What is being asked
Count the lines that hold the string "escludi". Reply with the number alone.

══ Extracted information ══

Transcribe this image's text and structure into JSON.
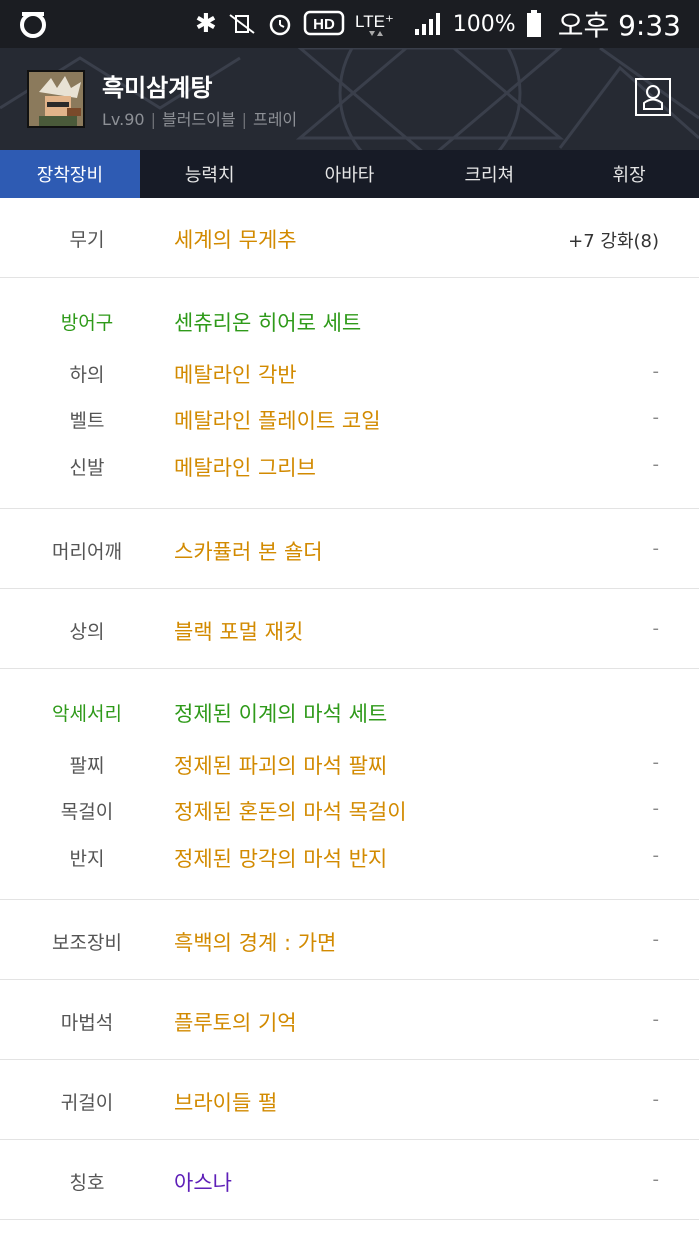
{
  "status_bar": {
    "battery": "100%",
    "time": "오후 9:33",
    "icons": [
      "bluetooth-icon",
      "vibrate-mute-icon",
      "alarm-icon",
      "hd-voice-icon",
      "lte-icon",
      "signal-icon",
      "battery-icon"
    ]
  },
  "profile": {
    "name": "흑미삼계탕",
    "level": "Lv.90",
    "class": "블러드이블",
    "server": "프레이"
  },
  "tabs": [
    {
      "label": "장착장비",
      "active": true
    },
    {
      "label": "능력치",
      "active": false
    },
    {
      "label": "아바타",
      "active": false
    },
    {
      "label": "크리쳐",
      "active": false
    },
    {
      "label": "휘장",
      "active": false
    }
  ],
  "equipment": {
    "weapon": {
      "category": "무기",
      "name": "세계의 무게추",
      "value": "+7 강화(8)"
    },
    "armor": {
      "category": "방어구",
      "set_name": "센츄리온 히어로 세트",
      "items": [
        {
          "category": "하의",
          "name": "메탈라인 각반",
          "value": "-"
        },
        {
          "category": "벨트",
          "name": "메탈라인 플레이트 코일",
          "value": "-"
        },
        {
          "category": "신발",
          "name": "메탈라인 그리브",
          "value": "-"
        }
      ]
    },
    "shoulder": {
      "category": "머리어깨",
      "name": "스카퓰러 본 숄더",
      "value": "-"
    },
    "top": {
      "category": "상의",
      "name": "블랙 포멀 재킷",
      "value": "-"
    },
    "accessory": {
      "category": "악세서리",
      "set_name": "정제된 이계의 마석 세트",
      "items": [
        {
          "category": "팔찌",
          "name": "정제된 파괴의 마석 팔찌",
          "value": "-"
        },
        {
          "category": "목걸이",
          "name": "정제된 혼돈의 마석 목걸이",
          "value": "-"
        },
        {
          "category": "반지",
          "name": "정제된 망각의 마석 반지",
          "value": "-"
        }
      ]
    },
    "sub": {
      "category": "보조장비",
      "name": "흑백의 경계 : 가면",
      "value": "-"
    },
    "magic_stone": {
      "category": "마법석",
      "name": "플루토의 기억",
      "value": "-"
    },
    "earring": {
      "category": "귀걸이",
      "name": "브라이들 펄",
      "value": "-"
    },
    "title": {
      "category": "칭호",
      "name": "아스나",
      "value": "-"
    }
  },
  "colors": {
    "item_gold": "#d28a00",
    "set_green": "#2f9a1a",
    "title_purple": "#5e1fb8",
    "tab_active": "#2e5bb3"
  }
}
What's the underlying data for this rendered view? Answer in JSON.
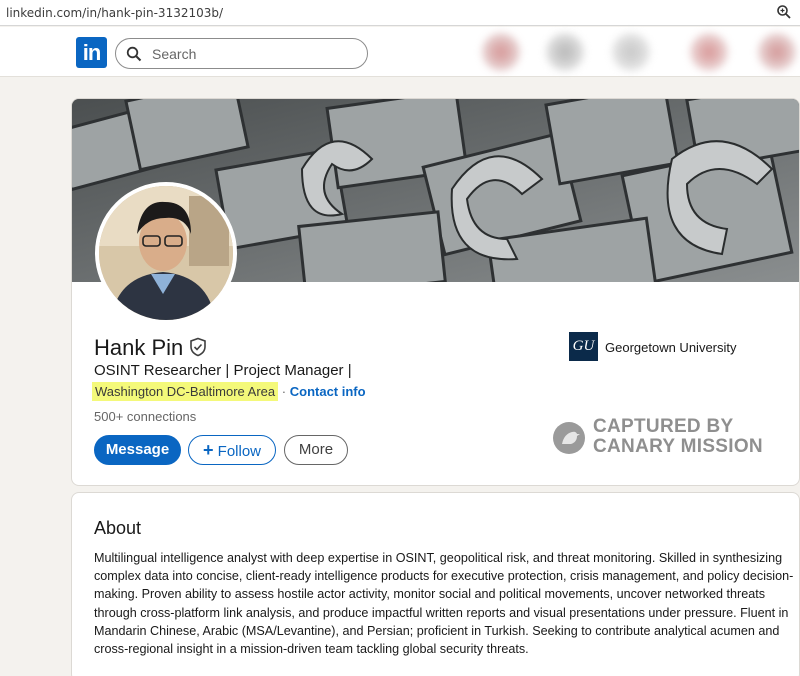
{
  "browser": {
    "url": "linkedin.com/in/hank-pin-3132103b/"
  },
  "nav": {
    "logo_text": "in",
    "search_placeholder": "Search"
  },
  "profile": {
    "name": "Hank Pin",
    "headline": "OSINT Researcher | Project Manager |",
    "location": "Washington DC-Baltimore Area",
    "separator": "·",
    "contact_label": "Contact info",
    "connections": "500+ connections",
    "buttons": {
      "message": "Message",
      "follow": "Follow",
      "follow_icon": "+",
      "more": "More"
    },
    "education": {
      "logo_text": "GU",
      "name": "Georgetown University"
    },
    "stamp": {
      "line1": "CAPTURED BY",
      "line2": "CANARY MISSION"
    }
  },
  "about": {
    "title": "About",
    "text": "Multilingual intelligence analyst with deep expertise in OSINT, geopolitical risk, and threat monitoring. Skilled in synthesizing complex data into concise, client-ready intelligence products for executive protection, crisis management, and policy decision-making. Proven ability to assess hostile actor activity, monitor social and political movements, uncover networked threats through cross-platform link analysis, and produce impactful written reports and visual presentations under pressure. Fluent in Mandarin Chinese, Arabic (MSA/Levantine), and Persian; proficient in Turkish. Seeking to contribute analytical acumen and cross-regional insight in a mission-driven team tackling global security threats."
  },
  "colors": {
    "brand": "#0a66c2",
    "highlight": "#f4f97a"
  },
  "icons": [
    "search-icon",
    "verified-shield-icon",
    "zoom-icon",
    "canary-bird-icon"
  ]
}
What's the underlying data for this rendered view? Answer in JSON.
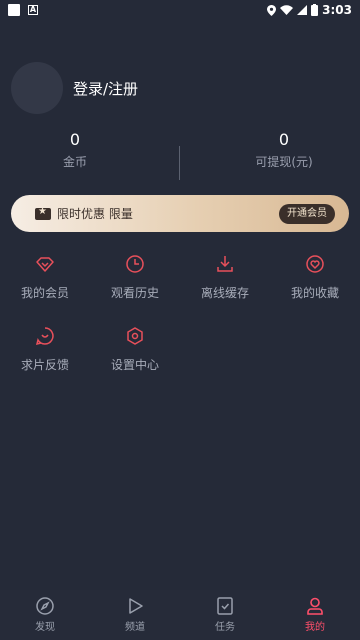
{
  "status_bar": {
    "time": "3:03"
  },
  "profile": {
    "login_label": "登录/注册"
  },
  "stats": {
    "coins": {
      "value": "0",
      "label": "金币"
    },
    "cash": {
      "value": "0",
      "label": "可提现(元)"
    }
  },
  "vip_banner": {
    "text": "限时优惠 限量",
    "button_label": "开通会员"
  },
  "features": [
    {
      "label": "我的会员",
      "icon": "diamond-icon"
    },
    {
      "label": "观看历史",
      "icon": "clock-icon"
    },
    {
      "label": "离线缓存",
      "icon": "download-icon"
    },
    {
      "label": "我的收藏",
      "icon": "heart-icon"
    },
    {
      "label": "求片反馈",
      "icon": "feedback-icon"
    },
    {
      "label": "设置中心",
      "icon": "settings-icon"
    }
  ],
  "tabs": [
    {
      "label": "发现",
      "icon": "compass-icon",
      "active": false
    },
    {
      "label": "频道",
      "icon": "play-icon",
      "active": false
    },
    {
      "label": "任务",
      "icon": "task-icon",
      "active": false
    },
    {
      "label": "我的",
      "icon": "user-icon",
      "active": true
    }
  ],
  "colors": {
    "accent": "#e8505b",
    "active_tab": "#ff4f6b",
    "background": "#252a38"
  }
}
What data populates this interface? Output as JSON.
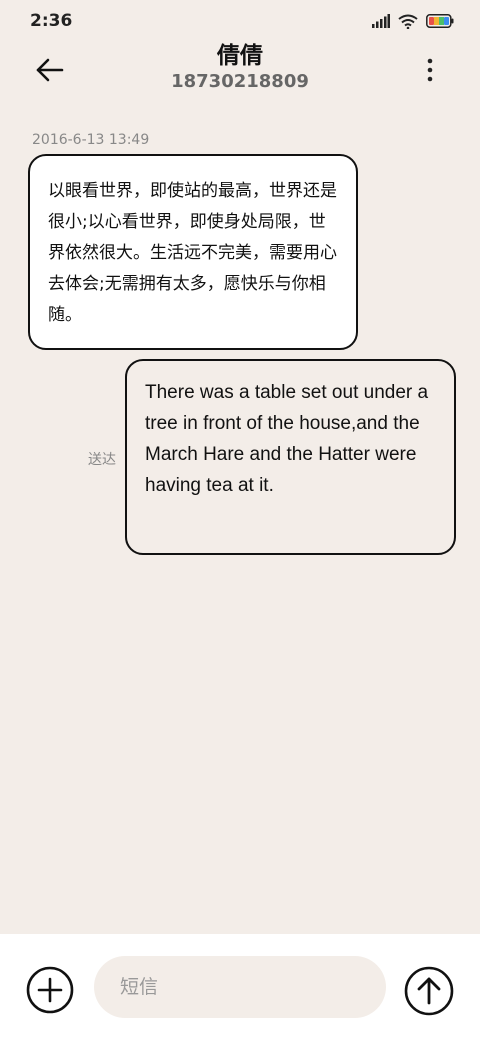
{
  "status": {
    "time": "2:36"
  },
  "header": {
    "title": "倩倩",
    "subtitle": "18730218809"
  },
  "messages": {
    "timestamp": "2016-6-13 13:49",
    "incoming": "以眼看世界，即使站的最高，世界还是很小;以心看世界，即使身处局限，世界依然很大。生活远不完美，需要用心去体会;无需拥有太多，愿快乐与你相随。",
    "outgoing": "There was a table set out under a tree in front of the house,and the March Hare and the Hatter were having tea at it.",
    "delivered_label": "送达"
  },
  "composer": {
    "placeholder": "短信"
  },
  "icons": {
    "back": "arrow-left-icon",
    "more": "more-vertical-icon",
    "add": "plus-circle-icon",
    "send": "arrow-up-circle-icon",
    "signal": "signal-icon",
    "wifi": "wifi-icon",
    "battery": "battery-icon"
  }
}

═══
══ Extracted information ══

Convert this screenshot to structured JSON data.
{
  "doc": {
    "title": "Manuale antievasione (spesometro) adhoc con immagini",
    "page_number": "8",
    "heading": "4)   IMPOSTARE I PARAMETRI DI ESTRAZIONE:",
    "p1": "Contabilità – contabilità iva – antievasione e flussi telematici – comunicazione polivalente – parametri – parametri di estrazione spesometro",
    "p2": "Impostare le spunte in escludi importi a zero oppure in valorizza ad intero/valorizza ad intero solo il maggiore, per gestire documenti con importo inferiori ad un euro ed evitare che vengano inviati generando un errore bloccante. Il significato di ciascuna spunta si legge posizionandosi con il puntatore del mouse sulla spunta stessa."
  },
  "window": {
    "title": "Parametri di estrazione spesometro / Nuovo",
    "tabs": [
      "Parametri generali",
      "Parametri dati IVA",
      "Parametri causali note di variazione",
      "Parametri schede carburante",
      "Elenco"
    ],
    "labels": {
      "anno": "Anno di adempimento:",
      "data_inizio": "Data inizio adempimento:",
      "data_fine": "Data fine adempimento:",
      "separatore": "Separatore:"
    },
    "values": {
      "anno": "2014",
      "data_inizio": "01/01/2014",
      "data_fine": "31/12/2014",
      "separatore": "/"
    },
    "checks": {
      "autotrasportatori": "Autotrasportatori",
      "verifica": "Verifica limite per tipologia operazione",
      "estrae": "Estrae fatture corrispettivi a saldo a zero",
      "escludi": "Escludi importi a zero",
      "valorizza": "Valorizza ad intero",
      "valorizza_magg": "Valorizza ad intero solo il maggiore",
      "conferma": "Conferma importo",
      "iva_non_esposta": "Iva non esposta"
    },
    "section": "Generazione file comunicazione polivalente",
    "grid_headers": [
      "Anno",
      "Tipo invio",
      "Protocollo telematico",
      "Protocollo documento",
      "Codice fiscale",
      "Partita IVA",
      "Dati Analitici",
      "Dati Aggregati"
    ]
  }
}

═══

Solution for this problem
2